Search the records below for "Patent image size: (931, 429).". Return that line and all remaining lines exactly.

((

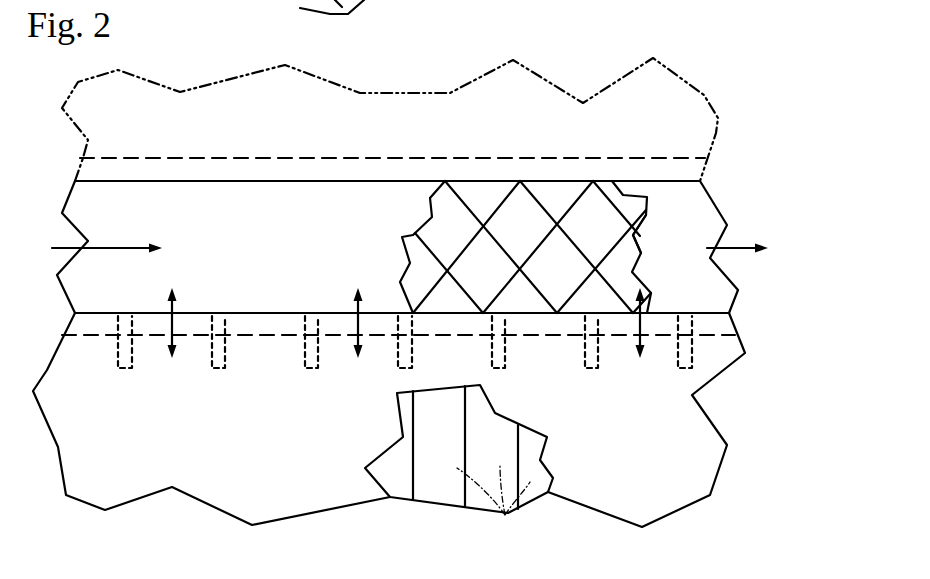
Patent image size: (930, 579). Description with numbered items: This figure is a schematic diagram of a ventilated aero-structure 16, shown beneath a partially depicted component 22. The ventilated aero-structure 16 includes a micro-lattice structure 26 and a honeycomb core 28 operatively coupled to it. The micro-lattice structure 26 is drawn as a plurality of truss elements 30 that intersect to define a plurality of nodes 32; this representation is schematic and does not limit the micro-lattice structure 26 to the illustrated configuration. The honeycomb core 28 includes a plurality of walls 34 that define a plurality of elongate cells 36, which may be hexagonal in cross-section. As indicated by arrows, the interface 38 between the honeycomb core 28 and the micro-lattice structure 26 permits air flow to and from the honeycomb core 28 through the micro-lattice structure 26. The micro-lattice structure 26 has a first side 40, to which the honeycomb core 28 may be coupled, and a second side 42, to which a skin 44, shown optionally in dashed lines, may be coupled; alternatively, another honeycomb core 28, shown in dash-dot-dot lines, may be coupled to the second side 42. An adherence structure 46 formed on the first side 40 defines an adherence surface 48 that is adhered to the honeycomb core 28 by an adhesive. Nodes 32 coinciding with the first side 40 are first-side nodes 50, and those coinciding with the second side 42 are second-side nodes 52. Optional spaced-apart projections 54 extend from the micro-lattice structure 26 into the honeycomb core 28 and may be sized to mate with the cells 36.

The ventilated aero-structure 16 is at (766, 53).
The upper component 22 is at (412, 0).
The micro-lattice structure 26 is at (713, 195).
The honeycomb core 28 is at (708, 97).
The truss elements 30 is at (455, 225).
The nodes 32 is at (633, 236).
The walls 34 is at (318, 92).
The elongate cells 36 is at (428, 104).
The interface 38 is at (75, 313).
The first side 40 is at (572, 313).
The second side 42 is at (473, 181).
The skin 44 is at (110, 158).
The adherence structure 46 is at (265, 158).
The adherence surface 48 is at (352, 158).
The first-side nodes 50 is at (557, 313).
The second-side nodes 52 is at (520, 181).
The projections 54 is at (118, 355).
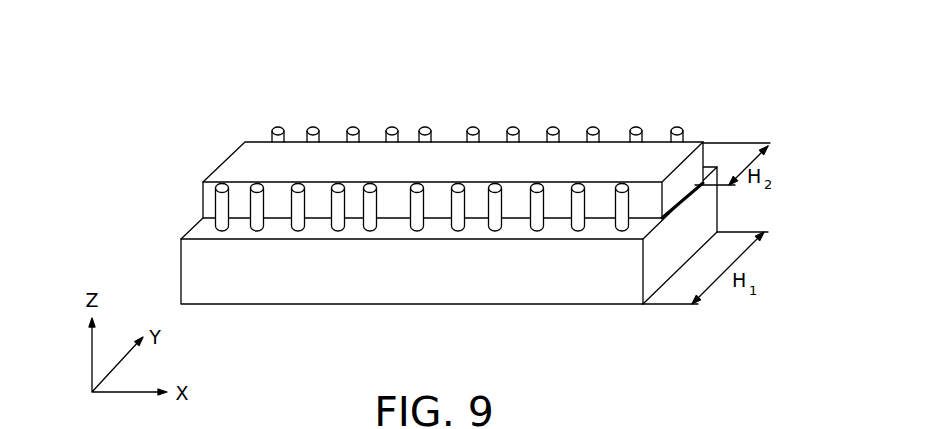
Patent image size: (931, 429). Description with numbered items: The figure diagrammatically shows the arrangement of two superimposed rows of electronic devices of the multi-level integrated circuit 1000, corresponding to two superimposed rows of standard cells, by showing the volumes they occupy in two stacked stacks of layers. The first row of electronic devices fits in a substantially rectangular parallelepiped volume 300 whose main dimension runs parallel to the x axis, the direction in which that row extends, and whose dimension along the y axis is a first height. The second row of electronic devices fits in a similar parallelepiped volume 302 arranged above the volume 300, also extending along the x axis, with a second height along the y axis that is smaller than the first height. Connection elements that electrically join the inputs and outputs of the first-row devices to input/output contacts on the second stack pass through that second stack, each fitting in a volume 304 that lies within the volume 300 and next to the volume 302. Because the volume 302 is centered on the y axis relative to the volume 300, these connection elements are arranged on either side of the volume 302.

The integrated circuit 1000 is at (459, 206).
The volume 300 is at (602, 290).
The volume 302 is at (250, 158).
The volume 304 is at (220, 204).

))

• _Reply to the task_
Patent image size: (931, 429). Description with numbered items: The figure diagrammatically shows the arrangement of two superimposed rows of electronic devices of the multi-level integrated circuit 1000, corresponding to two superimposed rows of standard cells, by showing the volumes they occupy in two stacked stacks of layers. The first row of electronic devices fits in a substantially rectangular parallelepiped volume 300 whose main dimension runs parallel to the x axis, the direction in which that row extends, and whose dimension along the y axis is a first height. The second row of electronic devices fits in a similar parallelepiped volume 302 arranged above the volume 300, also extending along the x axis, with a second height along the y axis that is smaller than the first height. Connection elements that electrically join the inputs and outputs of the first-row devices to input/output contacts on the second stack pass through that second stack, each fitting in a volume 304 that lies within the volume 300 and next to the volume 302. Because the volume 302 is centered on the y axis relative to the volume 300, these connection elements are arranged on either side of the volume 302.

The integrated circuit 1000 is at (459, 206).
The volume 300 is at (602, 290).
The volume 302 is at (250, 158).
The volume 304 is at (220, 204).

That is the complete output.